WORK TO BE COMPLETED. Spot each line in the records below where the word "detallado" occurs, then copy it.

(Raw records)
>> START
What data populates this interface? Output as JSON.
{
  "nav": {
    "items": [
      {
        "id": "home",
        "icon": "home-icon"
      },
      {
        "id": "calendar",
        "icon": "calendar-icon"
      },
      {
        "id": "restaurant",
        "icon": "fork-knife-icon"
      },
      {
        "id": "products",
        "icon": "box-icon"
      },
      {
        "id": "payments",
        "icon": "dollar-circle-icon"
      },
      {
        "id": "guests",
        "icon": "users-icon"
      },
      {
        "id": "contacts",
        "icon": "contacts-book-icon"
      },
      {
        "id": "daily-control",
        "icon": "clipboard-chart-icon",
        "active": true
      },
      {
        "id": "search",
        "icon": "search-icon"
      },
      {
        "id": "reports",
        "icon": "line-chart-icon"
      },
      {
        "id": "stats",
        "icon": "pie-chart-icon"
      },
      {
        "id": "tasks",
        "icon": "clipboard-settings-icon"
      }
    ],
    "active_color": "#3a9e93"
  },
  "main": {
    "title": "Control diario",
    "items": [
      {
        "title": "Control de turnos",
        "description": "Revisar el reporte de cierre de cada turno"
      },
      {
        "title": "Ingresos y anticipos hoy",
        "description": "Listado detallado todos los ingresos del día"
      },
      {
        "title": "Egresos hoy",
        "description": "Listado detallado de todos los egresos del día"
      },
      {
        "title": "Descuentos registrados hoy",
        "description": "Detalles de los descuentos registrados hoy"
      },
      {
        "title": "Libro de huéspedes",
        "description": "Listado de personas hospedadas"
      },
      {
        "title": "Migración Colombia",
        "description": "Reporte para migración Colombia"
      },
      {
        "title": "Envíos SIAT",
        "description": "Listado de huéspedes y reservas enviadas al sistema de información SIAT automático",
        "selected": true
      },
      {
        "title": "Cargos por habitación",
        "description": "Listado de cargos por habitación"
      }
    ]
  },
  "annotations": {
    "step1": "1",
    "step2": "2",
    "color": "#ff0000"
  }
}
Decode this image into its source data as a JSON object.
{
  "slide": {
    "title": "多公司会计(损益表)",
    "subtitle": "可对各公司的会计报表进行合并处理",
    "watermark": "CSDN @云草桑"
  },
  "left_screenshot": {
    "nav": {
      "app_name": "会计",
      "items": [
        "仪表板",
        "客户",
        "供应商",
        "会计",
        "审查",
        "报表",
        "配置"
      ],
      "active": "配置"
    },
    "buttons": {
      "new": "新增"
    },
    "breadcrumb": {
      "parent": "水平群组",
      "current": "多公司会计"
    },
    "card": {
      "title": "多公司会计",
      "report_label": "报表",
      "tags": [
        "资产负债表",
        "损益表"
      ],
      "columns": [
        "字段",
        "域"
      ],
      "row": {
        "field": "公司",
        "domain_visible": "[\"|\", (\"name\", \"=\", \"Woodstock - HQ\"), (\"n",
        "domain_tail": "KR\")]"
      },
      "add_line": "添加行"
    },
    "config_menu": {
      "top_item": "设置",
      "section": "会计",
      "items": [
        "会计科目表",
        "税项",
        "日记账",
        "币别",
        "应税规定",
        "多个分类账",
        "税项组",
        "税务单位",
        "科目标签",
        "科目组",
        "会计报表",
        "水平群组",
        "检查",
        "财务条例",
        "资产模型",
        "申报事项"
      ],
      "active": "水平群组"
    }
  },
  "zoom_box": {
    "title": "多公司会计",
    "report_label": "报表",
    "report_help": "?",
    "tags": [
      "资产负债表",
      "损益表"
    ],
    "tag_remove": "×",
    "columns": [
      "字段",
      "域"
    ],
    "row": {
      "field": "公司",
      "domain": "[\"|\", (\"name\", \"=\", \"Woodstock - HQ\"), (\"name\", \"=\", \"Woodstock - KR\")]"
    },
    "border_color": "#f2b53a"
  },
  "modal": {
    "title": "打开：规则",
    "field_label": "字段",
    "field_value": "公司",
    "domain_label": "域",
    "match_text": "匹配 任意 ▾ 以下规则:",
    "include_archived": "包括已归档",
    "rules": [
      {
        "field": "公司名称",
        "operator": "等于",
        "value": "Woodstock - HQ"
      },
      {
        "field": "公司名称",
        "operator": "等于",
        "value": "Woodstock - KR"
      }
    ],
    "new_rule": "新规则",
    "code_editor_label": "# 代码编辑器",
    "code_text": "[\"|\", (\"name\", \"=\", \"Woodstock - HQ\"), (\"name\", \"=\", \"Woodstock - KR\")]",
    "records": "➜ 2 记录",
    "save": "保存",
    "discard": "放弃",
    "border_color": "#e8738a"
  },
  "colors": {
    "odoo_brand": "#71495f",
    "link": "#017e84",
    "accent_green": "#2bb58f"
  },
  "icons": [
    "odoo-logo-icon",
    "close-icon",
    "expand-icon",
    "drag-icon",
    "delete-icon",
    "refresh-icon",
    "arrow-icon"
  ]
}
>> END
TASK OUTPUT.
        "description": "Listado detallado todos los ingresos del día"
        "description": "Listado detallado de todos los egresos del día"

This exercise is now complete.